'''
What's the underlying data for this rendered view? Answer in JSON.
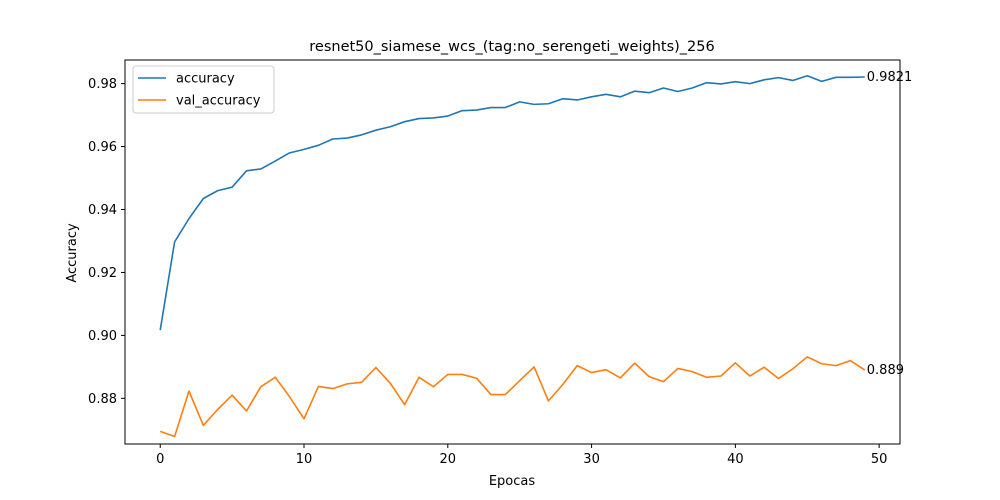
{
  "chart_data": {
    "type": "line",
    "title": "resnet50_siamese_wcs_(tag:no_serengeti_weights)_256",
    "xlabel": "Epocas",
    "ylabel": "Accuracy",
    "xlim": [
      -2.45,
      51.45
    ],
    "ylim": [
      0.8655,
      0.9875
    ],
    "xticks": [
      0,
      10,
      20,
      30,
      40,
      50
    ],
    "xtick_labels": [
      "0",
      "10",
      "20",
      "30",
      "40",
      "50"
    ],
    "yticks": [
      0.88,
      0.9,
      0.92,
      0.94,
      0.96,
      0.98
    ],
    "ytick_labels": [
      "0.88",
      "0.90",
      "0.92",
      "0.94",
      "0.96",
      "0.98"
    ],
    "grid": false,
    "legend_position": "upper-left",
    "x": [
      0,
      1,
      2,
      3,
      4,
      5,
      6,
      7,
      8,
      9,
      10,
      11,
      12,
      13,
      14,
      15,
      16,
      17,
      18,
      19,
      20,
      21,
      22,
      23,
      24,
      25,
      26,
      27,
      28,
      29,
      30,
      31,
      32,
      33,
      34,
      35,
      36,
      37,
      38,
      39,
      40,
      41,
      42,
      43,
      44,
      45,
      46,
      47,
      48,
      49
    ],
    "series": [
      {
        "name": "accuracy",
        "color": "#1f77b4",
        "end_label": "0.9821",
        "values": [
          0.9017,
          0.9297,
          0.9371,
          0.9435,
          0.946,
          0.9471,
          0.9523,
          0.9529,
          0.9554,
          0.958,
          0.9591,
          0.9604,
          0.9624,
          0.9627,
          0.9637,
          0.9652,
          0.9663,
          0.9679,
          0.9689,
          0.9691,
          0.9697,
          0.9714,
          0.9716,
          0.9724,
          0.9724,
          0.9742,
          0.9734,
          0.9736,
          0.9752,
          0.9748,
          0.9758,
          0.9766,
          0.9758,
          0.9776,
          0.9771,
          0.9786,
          0.9775,
          0.9786,
          0.9803,
          0.9799,
          0.9806,
          0.98,
          0.9812,
          0.9819,
          0.981,
          0.9825,
          0.9807,
          0.982,
          0.982,
          0.9821
        ]
      },
      {
        "name": "val_accuracy",
        "color": "#ff7f0e",
        "end_label": "0.889",
        "values": [
          0.8695,
          0.8679,
          0.8823,
          0.8714,
          0.8765,
          0.881,
          0.876,
          0.8837,
          0.8867,
          0.8805,
          0.8735,
          0.8838,
          0.8831,
          0.8846,
          0.8851,
          0.8898,
          0.8848,
          0.878,
          0.8867,
          0.8837,
          0.8876,
          0.8876,
          0.8864,
          0.8812,
          0.8812,
          0.8856,
          0.89,
          0.8792,
          0.8844,
          0.8904,
          0.8882,
          0.8891,
          0.8865,
          0.8912,
          0.8869,
          0.8853,
          0.8895,
          0.8885,
          0.8867,
          0.8871,
          0.8913,
          0.8871,
          0.8899,
          0.8863,
          0.8894,
          0.8932,
          0.891,
          0.8904,
          0.892,
          0.889
        ]
      }
    ]
  }
}
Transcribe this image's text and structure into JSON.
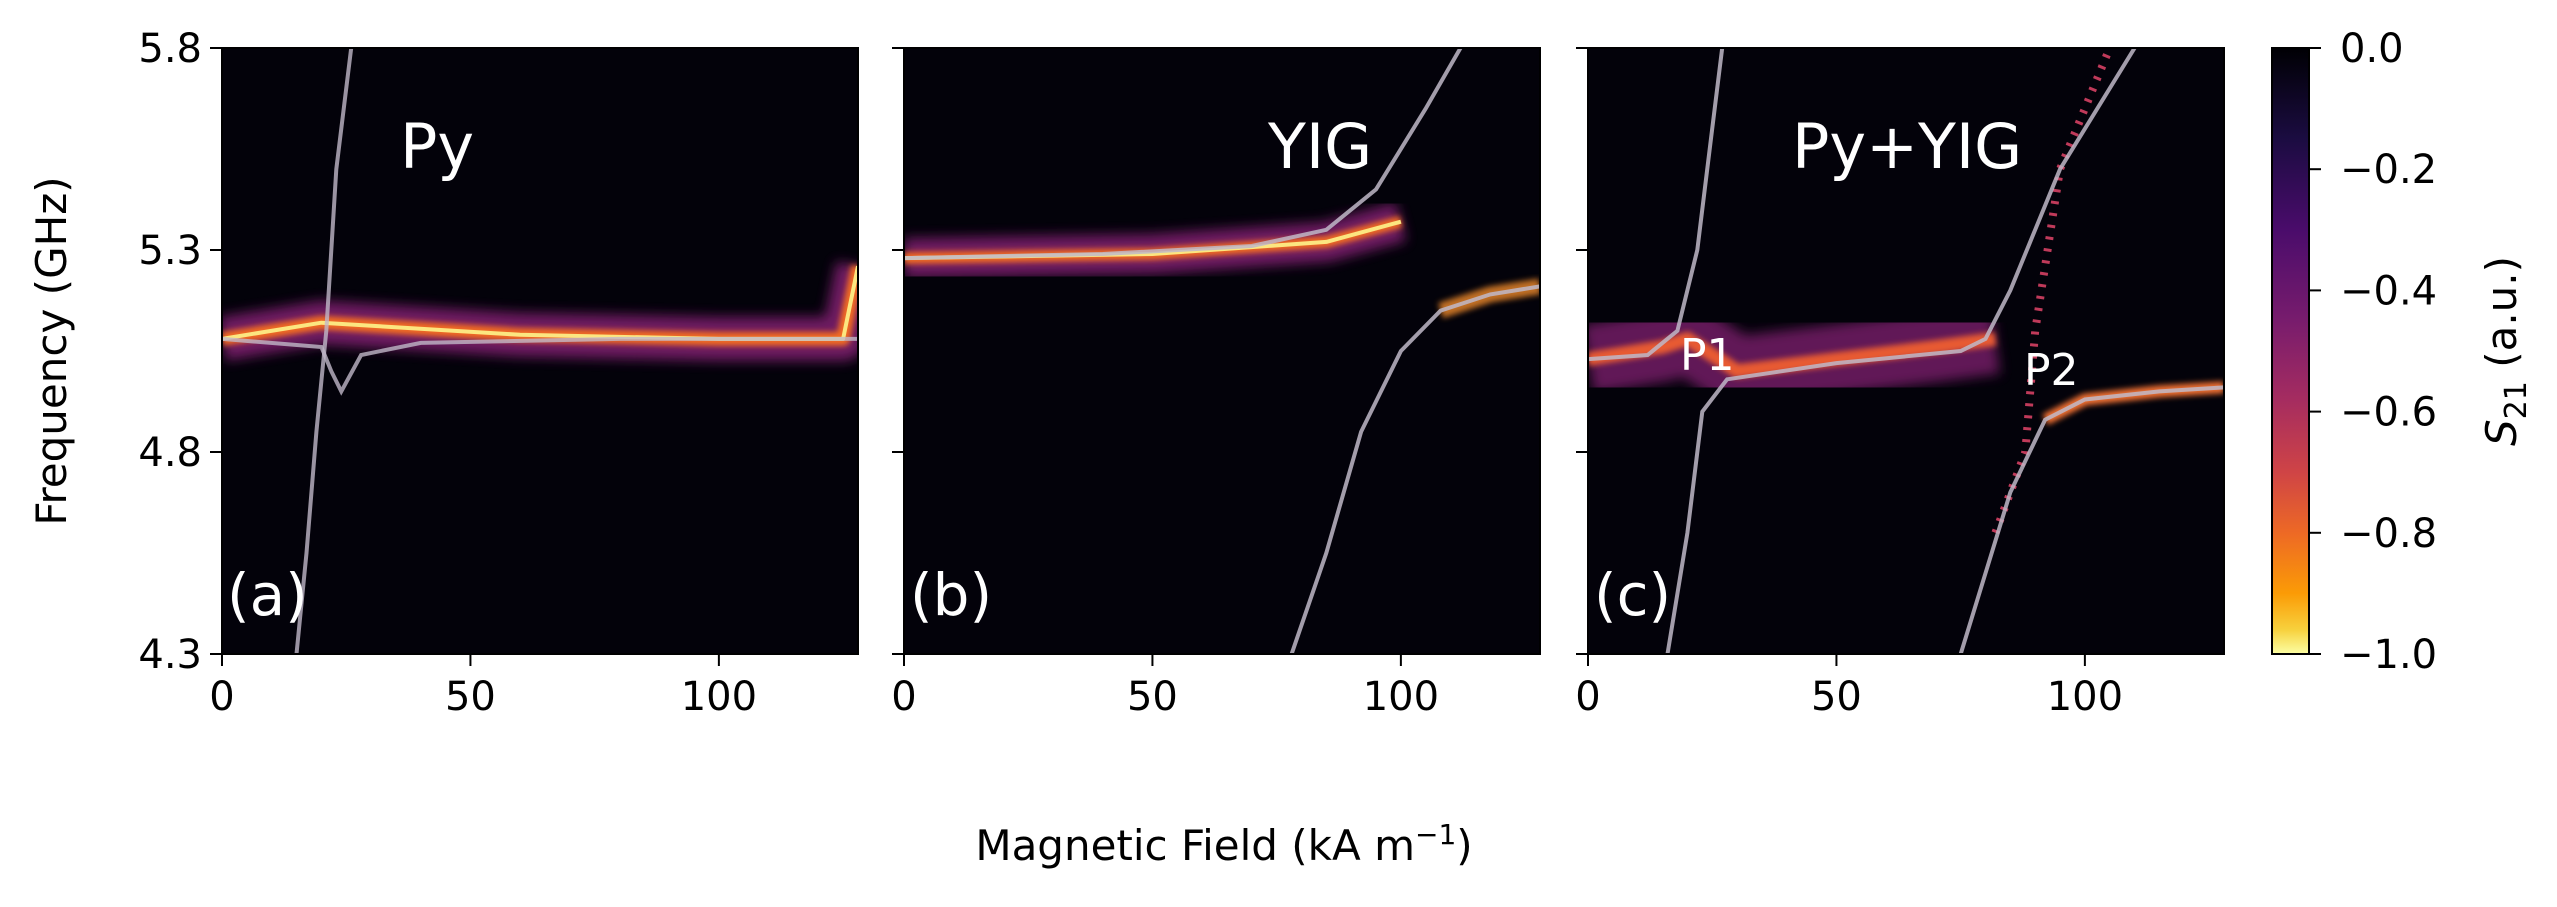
'''
> [What the task requires]: Copy each line that holds the word "JSON".

> [Complete output]:
What's the underlying data for this rendered view? Answer in JSON.
Transcribe this image's text and structure into JSON.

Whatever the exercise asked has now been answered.